## BEGIN

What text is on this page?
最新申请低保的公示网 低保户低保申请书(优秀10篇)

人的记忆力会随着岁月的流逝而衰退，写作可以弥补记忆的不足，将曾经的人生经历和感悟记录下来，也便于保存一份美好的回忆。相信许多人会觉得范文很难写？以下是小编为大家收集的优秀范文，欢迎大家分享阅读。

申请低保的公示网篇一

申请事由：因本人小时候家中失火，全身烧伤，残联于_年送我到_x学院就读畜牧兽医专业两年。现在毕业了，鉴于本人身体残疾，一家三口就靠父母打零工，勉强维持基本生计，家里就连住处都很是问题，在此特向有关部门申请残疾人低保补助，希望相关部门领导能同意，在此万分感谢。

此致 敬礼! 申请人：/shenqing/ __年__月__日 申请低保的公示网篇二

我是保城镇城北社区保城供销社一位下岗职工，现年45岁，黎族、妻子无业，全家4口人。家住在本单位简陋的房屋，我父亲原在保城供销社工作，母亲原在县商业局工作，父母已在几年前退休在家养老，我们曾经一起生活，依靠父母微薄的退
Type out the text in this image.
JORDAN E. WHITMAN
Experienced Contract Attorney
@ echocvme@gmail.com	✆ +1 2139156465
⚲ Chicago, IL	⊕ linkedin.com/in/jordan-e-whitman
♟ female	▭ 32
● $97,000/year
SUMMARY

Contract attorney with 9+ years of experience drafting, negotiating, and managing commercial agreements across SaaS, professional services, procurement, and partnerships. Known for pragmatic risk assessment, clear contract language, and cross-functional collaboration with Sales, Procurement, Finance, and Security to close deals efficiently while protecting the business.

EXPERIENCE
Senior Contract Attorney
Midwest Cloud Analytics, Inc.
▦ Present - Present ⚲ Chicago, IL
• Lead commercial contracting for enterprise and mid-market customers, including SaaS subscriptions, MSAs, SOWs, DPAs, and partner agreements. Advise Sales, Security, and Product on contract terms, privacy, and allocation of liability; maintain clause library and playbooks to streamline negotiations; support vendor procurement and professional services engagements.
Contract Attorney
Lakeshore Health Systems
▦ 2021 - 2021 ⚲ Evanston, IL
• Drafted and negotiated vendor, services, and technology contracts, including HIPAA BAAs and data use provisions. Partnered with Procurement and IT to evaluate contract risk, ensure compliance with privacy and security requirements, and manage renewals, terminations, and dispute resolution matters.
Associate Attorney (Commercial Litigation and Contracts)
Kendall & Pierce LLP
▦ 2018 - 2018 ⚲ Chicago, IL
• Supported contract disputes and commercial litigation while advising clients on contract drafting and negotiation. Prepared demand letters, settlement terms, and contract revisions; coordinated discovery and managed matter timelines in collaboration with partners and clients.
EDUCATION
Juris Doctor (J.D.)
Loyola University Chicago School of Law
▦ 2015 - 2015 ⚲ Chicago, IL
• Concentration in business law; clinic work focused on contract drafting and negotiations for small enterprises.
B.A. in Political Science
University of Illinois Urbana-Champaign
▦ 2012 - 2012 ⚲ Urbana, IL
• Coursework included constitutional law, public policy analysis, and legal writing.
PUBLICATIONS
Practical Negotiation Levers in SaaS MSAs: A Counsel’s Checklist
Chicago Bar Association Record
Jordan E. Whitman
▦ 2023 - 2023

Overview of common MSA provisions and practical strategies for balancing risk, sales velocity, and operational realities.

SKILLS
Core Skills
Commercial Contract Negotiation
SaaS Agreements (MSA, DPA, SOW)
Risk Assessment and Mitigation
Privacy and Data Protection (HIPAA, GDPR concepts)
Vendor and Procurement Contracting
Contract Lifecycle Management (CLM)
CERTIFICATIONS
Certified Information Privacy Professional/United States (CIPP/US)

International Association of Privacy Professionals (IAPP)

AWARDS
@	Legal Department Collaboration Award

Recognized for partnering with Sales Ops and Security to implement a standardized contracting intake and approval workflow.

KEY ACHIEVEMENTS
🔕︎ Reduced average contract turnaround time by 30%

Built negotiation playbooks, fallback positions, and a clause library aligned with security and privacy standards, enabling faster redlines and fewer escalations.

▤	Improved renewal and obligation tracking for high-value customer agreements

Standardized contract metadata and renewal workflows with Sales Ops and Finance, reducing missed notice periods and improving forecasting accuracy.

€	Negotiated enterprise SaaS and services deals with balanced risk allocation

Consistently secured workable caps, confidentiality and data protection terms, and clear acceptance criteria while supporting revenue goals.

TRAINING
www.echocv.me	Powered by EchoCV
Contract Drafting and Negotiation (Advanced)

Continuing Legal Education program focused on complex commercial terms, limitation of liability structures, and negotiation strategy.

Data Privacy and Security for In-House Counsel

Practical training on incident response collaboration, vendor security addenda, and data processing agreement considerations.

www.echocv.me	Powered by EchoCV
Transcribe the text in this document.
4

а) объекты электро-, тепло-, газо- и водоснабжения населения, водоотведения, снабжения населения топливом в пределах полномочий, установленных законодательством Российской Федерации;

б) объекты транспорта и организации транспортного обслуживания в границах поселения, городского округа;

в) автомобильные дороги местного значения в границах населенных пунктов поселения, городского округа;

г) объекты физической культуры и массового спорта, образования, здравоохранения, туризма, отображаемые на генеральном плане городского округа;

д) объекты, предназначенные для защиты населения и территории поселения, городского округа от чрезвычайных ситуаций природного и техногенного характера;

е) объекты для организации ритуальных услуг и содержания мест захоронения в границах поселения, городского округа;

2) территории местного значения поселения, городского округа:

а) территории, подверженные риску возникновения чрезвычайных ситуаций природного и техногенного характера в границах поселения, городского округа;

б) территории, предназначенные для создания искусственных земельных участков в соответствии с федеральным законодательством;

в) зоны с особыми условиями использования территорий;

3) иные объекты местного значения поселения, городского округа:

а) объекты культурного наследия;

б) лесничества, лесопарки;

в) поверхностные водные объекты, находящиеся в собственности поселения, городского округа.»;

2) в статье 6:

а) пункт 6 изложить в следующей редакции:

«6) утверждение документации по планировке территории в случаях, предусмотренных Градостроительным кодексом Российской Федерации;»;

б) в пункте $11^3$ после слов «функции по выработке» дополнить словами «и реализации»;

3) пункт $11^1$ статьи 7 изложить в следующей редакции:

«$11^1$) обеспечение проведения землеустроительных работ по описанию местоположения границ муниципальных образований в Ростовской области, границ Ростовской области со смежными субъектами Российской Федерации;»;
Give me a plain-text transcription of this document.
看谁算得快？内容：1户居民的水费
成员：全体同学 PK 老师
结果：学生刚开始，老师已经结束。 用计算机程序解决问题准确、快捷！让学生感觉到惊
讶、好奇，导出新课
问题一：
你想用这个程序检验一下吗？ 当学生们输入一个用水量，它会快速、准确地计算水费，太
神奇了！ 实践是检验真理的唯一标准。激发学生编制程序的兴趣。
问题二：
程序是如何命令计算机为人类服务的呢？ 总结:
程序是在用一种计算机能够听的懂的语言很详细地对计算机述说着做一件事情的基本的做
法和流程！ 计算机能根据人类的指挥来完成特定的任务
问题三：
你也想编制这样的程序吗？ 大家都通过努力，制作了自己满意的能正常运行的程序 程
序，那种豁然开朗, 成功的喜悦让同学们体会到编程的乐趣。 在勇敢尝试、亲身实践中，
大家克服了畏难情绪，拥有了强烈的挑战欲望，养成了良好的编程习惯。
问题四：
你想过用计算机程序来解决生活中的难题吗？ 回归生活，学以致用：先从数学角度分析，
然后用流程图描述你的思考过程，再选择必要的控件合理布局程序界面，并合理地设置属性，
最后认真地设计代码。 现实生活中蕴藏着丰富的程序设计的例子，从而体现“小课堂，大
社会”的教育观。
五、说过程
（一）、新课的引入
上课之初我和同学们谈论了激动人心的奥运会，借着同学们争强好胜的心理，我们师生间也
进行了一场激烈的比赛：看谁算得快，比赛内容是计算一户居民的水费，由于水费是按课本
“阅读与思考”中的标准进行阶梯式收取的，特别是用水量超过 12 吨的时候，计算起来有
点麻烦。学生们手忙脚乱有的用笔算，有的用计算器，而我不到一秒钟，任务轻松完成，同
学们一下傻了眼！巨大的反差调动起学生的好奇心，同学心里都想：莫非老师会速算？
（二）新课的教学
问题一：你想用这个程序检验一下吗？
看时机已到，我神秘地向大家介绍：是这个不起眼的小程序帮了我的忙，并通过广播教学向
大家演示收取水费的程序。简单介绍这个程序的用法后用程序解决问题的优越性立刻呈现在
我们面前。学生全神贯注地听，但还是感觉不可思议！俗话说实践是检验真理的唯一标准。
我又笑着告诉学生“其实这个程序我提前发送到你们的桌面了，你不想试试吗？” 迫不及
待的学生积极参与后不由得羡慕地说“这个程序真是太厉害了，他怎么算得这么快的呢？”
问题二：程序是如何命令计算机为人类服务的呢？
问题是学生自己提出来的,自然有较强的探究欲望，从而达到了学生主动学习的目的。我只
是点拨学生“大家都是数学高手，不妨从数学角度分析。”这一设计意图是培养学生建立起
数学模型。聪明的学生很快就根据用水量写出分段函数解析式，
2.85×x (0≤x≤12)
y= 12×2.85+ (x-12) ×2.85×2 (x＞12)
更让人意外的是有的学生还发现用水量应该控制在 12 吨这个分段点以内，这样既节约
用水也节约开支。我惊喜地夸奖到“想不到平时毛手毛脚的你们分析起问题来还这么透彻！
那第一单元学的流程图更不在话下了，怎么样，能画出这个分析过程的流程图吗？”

## END

Pull out all lines of the data with the string "границах".

Full solution |
б) объекты транспорта и организации транспортного обслуживания в границах поселения, городского округа;
в) автомобильные дороги местного значения в границах населенных пунктов поселения, городского округа;
е) объекты для организации ритуальных услуг и содержания мест захоронения в границах поселения, городского округа;
а) территории, подверженные риску возникновения чрезвычайных ситуаций природного и техногенного характера в границах поселения, городского округа;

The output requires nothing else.